Objective – In the material below, find each line holding the string "JSON" and copy it.

Dataset rows –

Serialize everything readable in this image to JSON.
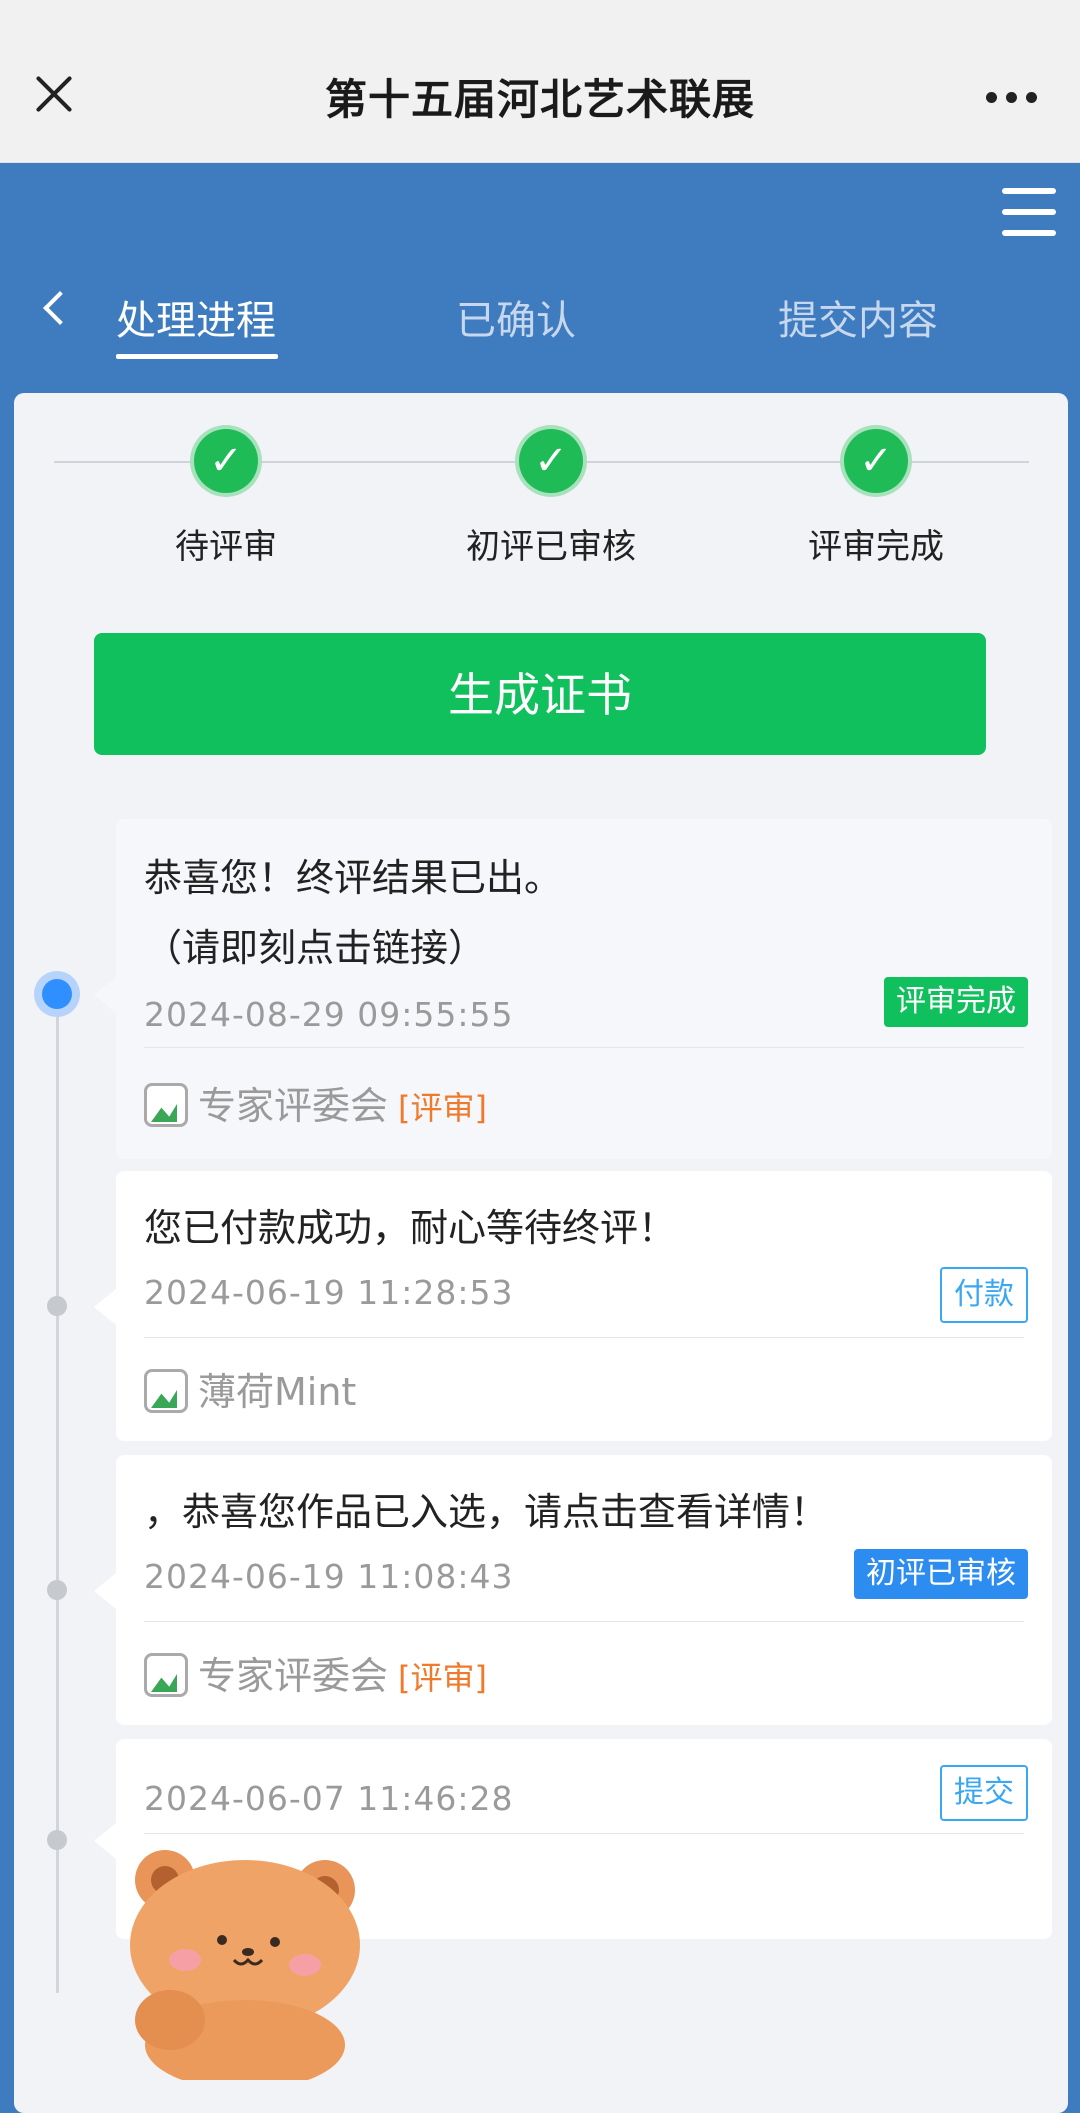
{
  "topbar": {
    "title": "第十五届河北艺术联展"
  },
  "tabs": [
    {
      "label": "处理进程"
    },
    {
      "label": "已确认"
    },
    {
      "label": "提交内容"
    }
  ],
  "steps": [
    {
      "label": "待评审"
    },
    {
      "label": "初评已审核"
    },
    {
      "label": "评审完成"
    }
  ],
  "cert_button": "生成证书",
  "timeline": [
    {
      "line1": "恭喜您！终评结果已出。",
      "line2": "（请即刻点击链接）",
      "time": "2024-08-29 09:55:55",
      "badge": "评审完成",
      "author": "专家评委会",
      "role": "[评审]"
    },
    {
      "line1": "您已付款成功，耐心等待终评！",
      "time": "2024-06-19 11:28:53",
      "badge": "付款",
      "author": "薄荷Mint"
    },
    {
      "line1": "，恭喜您作品已入选，请点击查看详情！",
      "time": "2024-06-19 11:08:43",
      "badge": "初评已审核",
      "author": "专家评委会",
      "role": "[评审]"
    },
    {
      "time": "2024-06-07 11:46:28",
      "badge": "提交"
    }
  ],
  "colors": {
    "header_blue": "#3e7bbf",
    "success_green": "#10c05d",
    "badge_blue": "#2d8cf0",
    "role_orange": "#f07a2b"
  }
}
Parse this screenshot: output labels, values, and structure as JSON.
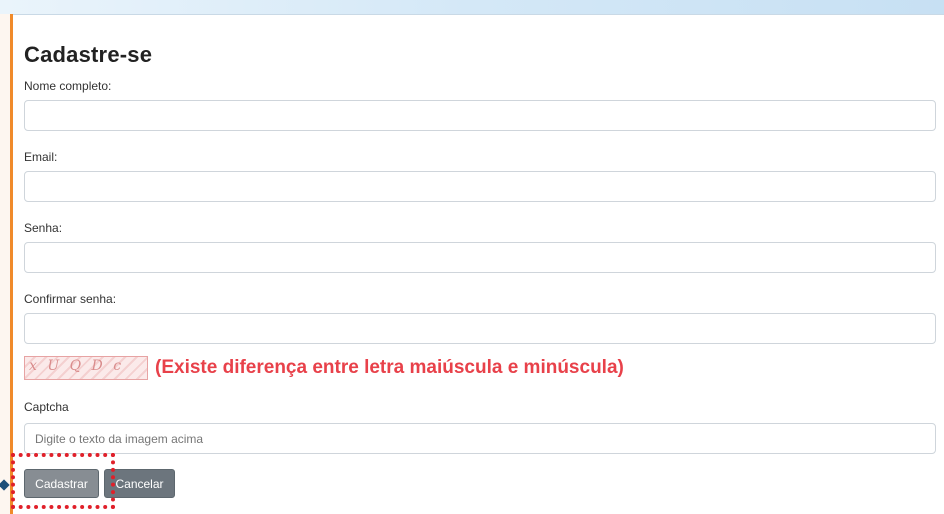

Response to the exercise –
Serialize everything readable in this image to JSON.
Parse this screenshot: output labels, values, and structure as JSON.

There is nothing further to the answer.